## [EXCERPT]

▼

Peptide Vaccinations Plus GM-CT-01 in Melanoma

NCT ID: NCT01723813

Last Updated: 2019-03-12

Basic Information

• Recruitment Status: TERMINATED
• Clinical Phase: PHASE1/PHASE2
• Total Enrollment: 6 participants
• Study Classification: INTERVENTIONAL
• Study Start Date: 2012-04-30
• Study Completion Date: 2015-04-01

Brief Summary

The purpose of this study is to determine whether the intravenous and/or GM-CT-01 administration can correct Tumor Infiltrating Lymphocytes (TIL) anergy and induce a more efficient and long-lasting anti-tumoral immune response following peptide vaccination.

Detailed Description

Human cancers express tumor antigens that can be targeted by cytolytic T lymphocytes (CTL). These antigens consist of a small peptide, derived from endogenous proteins, that is presented at the cancer cell's surface by an HLA class I molecule. Such antigenic peptides, including MAGE-3.A1 and NA17.A2, have been tested in experimental therapeutic vaccines to elicit CTL responses in cancer patients, mainly with metastatic melanoma. Up to now, only rare tumor responses have been observed.

Tumor resistance to CTL killing is the most likely explanation for the poor effectiveness of cancer vaccines. This resistance is probably acquired by the tumor during its development and selected by its repetitive challenge with spontaneous anti-tumoral immune responses. Recently, we have identified a novel mechanism causing anergy of tumor-associated T lymphocytes, and established new approaches to correct this anergy in vitro. Galectin-3, secreted by tumor cells, appears to inhibit CTL function the co-localization of the T cell receptor and the cluster of differentiation 8 coreceptor. Importantly, this functional defect is restored when anergic T cells are incubated with galectin-3 inhibitors such as the disaccharides lactose and N-acetyllactosamine, and the polysaccharide GM-CT-01. GM-CT-01 is a vegetal galactomannan oligomer, currently under clinical investigation in several types of solid malignancies for its capacity to inhibit galectins and to synergize with chemotherapy drugs.

Our observations suggest that treatment of cancer patients with GM-CT-01 could correct TIL anergy and induce a more efficient and long-lasting anti-tumoral immune response following peptide vaccination.

▲

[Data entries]
▼

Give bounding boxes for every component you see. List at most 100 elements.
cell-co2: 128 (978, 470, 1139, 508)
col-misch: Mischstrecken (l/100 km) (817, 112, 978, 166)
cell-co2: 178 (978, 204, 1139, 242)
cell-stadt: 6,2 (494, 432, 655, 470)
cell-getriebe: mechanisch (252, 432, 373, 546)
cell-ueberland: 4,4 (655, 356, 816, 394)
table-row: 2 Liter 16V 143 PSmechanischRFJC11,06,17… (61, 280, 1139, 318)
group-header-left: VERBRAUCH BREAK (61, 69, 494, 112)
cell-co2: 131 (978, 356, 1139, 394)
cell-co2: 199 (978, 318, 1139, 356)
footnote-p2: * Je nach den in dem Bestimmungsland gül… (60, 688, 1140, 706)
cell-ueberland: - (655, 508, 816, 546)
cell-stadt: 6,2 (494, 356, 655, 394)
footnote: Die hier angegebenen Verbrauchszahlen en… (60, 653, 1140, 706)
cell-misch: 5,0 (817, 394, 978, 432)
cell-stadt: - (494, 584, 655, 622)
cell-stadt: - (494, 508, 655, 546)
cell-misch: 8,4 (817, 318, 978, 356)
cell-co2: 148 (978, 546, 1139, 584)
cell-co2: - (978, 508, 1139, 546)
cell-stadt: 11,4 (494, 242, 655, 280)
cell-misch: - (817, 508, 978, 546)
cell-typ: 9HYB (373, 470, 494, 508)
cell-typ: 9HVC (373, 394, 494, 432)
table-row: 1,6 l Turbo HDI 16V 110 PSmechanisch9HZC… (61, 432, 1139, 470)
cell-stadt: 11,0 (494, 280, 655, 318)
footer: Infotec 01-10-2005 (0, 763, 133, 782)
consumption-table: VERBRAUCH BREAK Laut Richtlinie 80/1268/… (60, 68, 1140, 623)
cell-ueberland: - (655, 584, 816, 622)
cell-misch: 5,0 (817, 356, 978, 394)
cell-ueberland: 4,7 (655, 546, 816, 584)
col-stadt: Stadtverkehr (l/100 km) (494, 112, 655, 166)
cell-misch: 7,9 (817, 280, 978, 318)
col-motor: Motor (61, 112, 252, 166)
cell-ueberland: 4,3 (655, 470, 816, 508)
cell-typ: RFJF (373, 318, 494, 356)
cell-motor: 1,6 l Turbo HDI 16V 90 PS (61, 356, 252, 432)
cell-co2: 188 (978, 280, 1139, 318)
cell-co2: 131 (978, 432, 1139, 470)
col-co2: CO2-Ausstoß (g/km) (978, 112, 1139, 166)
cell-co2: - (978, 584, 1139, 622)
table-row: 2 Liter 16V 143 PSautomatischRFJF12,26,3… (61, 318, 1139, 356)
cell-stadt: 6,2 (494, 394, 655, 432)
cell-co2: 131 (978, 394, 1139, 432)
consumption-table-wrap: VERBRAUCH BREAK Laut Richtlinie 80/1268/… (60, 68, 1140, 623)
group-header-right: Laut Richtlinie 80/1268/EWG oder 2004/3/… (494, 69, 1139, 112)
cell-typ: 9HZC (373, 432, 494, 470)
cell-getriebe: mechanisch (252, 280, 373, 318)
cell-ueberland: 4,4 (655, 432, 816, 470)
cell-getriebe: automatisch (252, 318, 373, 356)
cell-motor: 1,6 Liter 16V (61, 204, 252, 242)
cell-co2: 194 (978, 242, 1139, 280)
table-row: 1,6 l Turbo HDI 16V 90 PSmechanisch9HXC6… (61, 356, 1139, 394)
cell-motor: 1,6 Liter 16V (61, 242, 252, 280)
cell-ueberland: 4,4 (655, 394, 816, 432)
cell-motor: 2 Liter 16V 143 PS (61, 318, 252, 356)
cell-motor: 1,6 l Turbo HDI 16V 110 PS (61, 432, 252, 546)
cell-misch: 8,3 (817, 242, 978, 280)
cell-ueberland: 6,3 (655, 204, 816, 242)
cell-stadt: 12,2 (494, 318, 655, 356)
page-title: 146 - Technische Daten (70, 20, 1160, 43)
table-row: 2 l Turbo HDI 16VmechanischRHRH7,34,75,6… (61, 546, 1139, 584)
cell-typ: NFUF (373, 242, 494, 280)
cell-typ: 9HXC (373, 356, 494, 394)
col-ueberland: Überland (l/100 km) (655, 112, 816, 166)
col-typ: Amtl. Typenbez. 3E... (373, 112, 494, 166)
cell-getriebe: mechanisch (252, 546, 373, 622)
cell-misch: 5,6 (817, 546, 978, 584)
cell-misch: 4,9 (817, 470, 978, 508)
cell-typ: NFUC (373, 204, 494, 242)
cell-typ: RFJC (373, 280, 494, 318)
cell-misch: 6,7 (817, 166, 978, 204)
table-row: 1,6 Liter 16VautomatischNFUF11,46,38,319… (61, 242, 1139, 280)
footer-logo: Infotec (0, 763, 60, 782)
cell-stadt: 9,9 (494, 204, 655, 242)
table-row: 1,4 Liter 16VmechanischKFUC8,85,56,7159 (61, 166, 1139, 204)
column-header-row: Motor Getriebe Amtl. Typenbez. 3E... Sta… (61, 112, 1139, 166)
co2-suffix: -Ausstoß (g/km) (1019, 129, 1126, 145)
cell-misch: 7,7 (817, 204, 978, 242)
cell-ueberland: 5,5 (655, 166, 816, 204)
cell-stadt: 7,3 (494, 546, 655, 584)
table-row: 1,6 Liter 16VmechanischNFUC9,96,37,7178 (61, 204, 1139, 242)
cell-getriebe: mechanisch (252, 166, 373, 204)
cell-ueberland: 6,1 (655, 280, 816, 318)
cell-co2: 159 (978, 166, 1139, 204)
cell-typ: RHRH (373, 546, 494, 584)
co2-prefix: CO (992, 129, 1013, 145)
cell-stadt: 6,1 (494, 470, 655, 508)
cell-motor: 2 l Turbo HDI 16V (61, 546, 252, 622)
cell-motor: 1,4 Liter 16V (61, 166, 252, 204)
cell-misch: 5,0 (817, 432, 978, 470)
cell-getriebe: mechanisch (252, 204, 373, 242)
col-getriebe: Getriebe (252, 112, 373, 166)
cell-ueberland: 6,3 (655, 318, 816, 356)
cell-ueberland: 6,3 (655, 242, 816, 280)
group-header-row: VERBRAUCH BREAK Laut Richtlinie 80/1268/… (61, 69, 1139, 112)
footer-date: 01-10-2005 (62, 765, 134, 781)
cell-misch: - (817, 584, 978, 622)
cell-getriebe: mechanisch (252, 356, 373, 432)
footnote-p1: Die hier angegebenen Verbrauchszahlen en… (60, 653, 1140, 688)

▲

In the melanoma trial summary, copy the stretch from "Brief Summary" through "have been observed.", switching "metastatic melanoma" to "advanced melanoma".

Brief Summary

The purpose of this study is to determine whether the intravenous and/or GM-CT-01 administration can correct Tumor Infiltrating Lymphocytes (TIL) anergy and induce a more efficient and long-lasting anti-tumoral immune response following peptide vaccination.

Detailed Description

Human cancers express tumor antigens that can be targeted by cytolytic T lymphocytes (CTL). These antigens consist of a small peptide, derived from endogenous proteins, that is presented at the cancer cell's surface by an HLA class I molecule. Such antigenic peptides, including MAGE-3.A1 and NA17.A2, have been tested in experimental therapeutic vaccines to elicit CTL responses in cancer patients, mainly with advanced melanoma. Up to now, only rare tumor responses have been observed.